- [SHORT EXERCISE]: Collect each line of the records containing the string "Petal".

Figure dataset records:

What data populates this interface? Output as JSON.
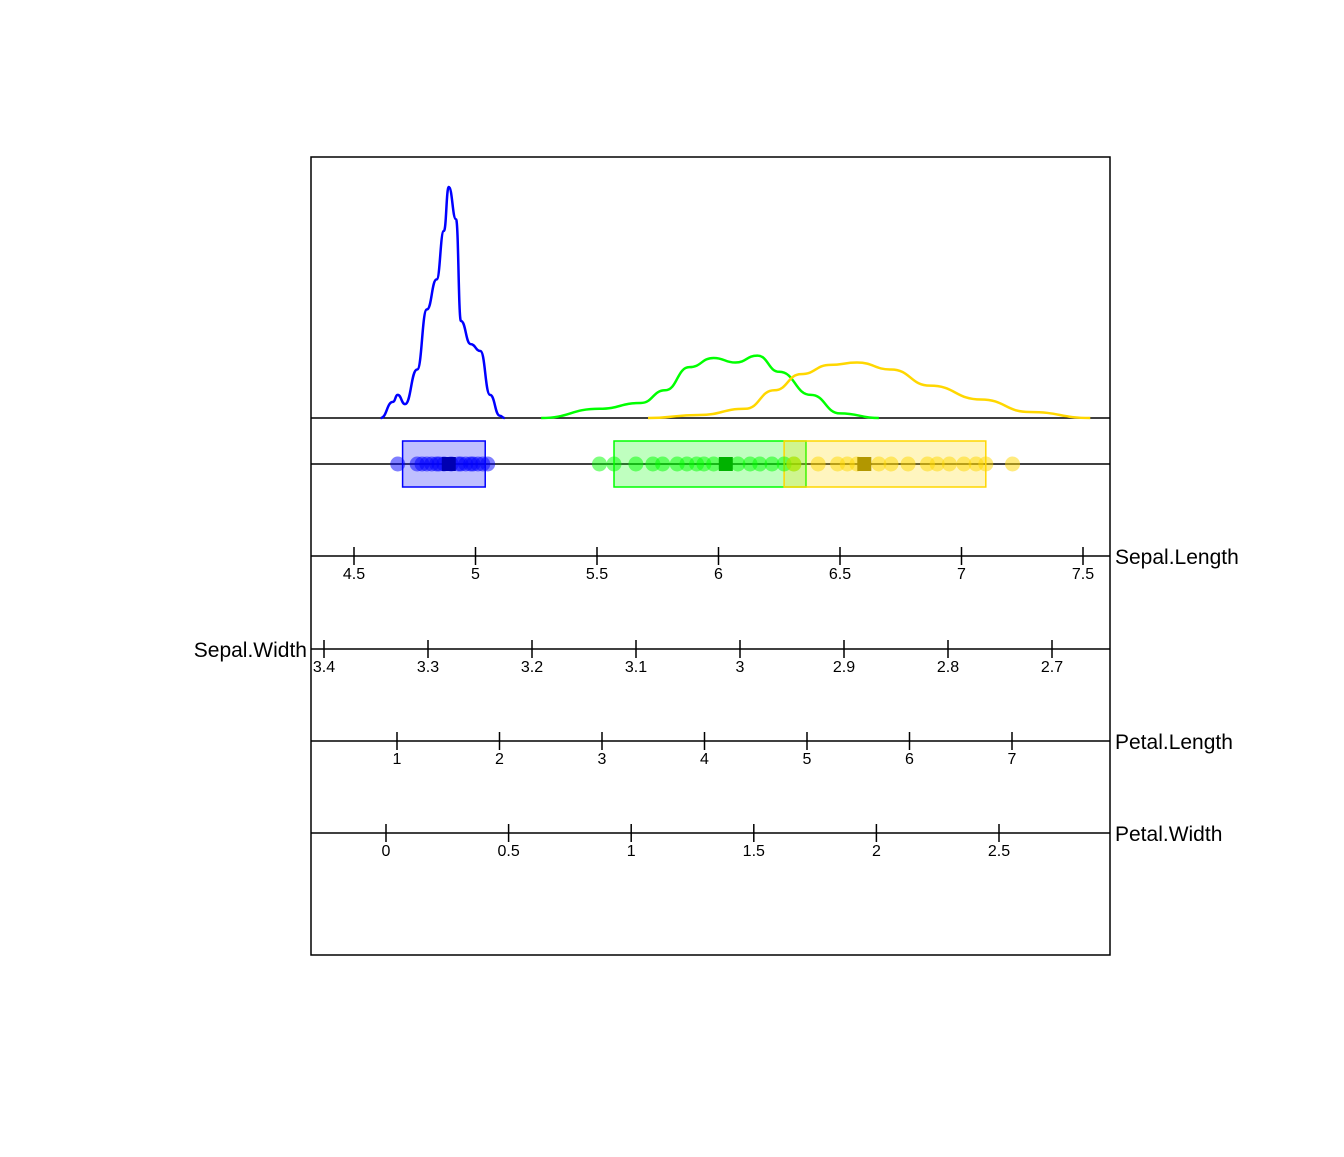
{
  "chart_data": {
    "type": "scatter",
    "title": "",
    "projection_axis": "Sepal.Length",
    "groups": [
      {
        "color": "#0000ff",
        "density": {
          "x": [
            4.61,
            4.66,
            4.68,
            4.71,
            4.76,
            4.8,
            4.84,
            4.87,
            4.89,
            4.92,
            4.94,
            4.98,
            5.02,
            5.06,
            5.1,
            5.12
          ],
          "y": [
            0,
            0.07,
            0.1,
            0.06,
            0.21,
            0.47,
            0.6,
            0.81,
            1.0,
            0.86,
            0.42,
            0.32,
            0.29,
            0.1,
            0.01,
            0
          ]
        },
        "points": [
          4.68,
          4.76,
          4.78,
          4.8,
          4.82,
          4.84,
          4.85,
          4.87,
          4.9,
          4.93,
          4.94,
          4.96,
          4.98,
          4.99,
          5.01,
          5.03,
          5.05
        ],
        "mean": 4.89,
        "box": [
          4.7,
          5.04
        ]
      },
      {
        "color": "#00ff00",
        "density": {
          "x": [
            5.27,
            5.51,
            5.68,
            5.78,
            5.88,
            5.98,
            6.07,
            6.16,
            6.25,
            6.38,
            6.5,
            6.66
          ],
          "y": [
            0,
            0.04,
            0.065,
            0.12,
            0.22,
            0.26,
            0.24,
            0.27,
            0.2,
            0.1,
            0.02,
            0
          ]
        },
        "points": [
          5.51,
          5.57,
          5.66,
          5.73,
          5.77,
          5.83,
          5.87,
          5.91,
          5.94,
          5.98,
          6.08,
          6.13,
          6.17,
          6.22,
          6.27,
          6.31
        ],
        "mean": 6.03,
        "box": [
          5.57,
          6.36
        ]
      },
      {
        "color": "#ffd700",
        "density": {
          "x": [
            5.71,
            5.92,
            6.11,
            6.23,
            6.34,
            6.46,
            6.57,
            6.71,
            6.87,
            7.08,
            7.28,
            7.53
          ],
          "y": [
            0,
            0.013,
            0.04,
            0.12,
            0.19,
            0.23,
            0.24,
            0.21,
            0.14,
            0.08,
            0.026,
            0
          ]
        },
        "points": [
          6.31,
          6.41,
          6.49,
          6.53,
          6.57,
          6.66,
          6.71,
          6.78,
          6.86,
          6.9,
          6.95,
          7.01,
          7.06,
          7.1,
          7.21
        ],
        "mean": 6.6,
        "box": [
          6.27,
          7.1
        ]
      }
    ],
    "axes": [
      {
        "label": "Sepal.Length",
        "label_side": "right",
        "ticks": [
          "4.5",
          "5",
          "5.5",
          "6",
          "6.5",
          "7",
          "7.5"
        ]
      },
      {
        "label": "Sepal.Width",
        "label_side": "left",
        "ticks": [
          "3.4",
          "3.3",
          "3.2",
          "3.1",
          "3",
          "2.9",
          "2.8",
          "2.7"
        ]
      },
      {
        "label": "Petal.Length",
        "label_side": "right",
        "ticks": [
          "1",
          "2",
          "3",
          "4",
          "5",
          "6",
          "7"
        ]
      },
      {
        "label": "Petal.Width",
        "label_side": "right",
        "ticks": [
          "0",
          "0.5",
          "1",
          "1.5",
          "2",
          "2.5"
        ]
      }
    ]
  }
}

- [CORRECT OUTPUT]:
        "label": "Petal.Length",
        "label": "Petal.Width",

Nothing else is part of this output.